■ Task description ■
In the entries below, count every line containing "Warszawie". Reply with the number alone.
________________________
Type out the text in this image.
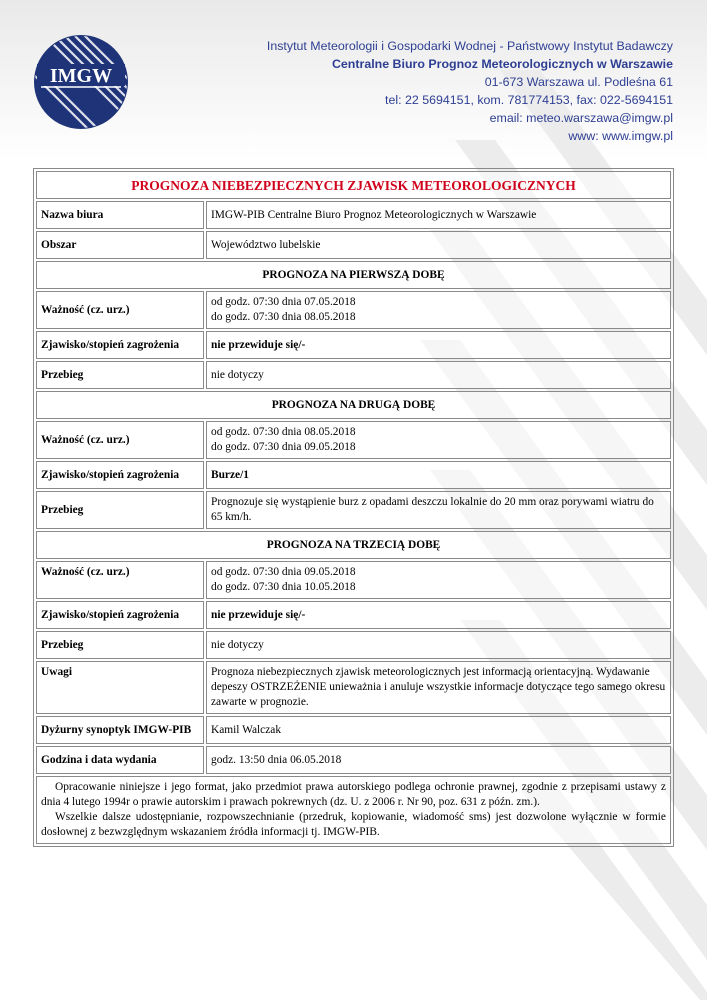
IMGW
Instytut Meteorologii i Gospodarki Wodnej - Państwowy Instytut Badawczy
Centralne Biuro Prognoz Meteorologicznych w Warszawie
01-673 Warszawa ul. Podleśna 61
tel: 22 5694151, kom. 781774153, fax: 022-5694151
email: meteo.warszawa@imgw.pl
www: www.imgw.pl
PROGNOZA NIEBEZPIECZNYCH ZJAWISK METEOROLOGICZNYCH	
Nazwa biura	IMGW-PIB Centralne Biuro Prognoz Meteorologicznych w Warszawie
Obszar	Województwo lubelskie
PROGNOZA NA PIERWSZĄ DOBĘ	
Ważność (cz. urz.)	od godz. 07:30 dnia 07.05.2018
do godz. 07:30 dnia 08.05.2018

Zjawisko/stopień zagrożenia	nie przewiduje się/-
Przebieg	nie dotyczy
PROGNOZA NA DRUGĄ DOBĘ	
Ważność (cz. urz.)	od godz. 07:30 dnia 08.05.2018
do godz. 07:30 dnia 09.05.2018

Zjawisko/stopień zagrożenia	Burze/1
Przebieg	Prognozuje się wystąpienie burz z opadami deszczu lokalnie do 20 mm oraz porywami wiatru do 65 km/h.
PROGNOZA NA TRZECIĄ DOBĘ	
Ważność (cz. urz.)	od godz. 07:30 dnia 09.05.2018
do godz. 07:30 dnia 10.05.2018

Zjawisko/stopień zagrożenia	nie przewiduje się/-
Przebieg	nie dotyczy
Uwagi	Prognoza niebezpiecznych zjawisk meteorologicznych jest informacją orientacyjną. Wydawanie depeszy OSTRZEŻENIE unieważnia i anuluje wszystkie informacje dotyczące tego samego okresu zawarte w prognozie.
Dyżurny synoptyk IMGW-PIB	Kamil Walczak
Godzina i data wydania	godz. 13:50 dnia 06.05.2018

Opracowanie niniejsze i jego format, jako przedmiot prawa autorskiego podlega ochronie prawnej, zgodnie z przepisami ustawy z dnia 4 lutego 1994r o prawie autorskim i prawach pokrewnych (dz. U. z 2006 r. Nr 90, poz. 631 z późn. zm.).

Wszelkie dalsze udostępnianie, rozpowszechnianie (przedruk, kopiowanie, wiadomość sms) jest dozwolone wyłącznie w formie dosłownej z bezwzględnym wskazaniem źródła informacji tj. IMGW-PIB.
________________________
■ Result for this task ■
2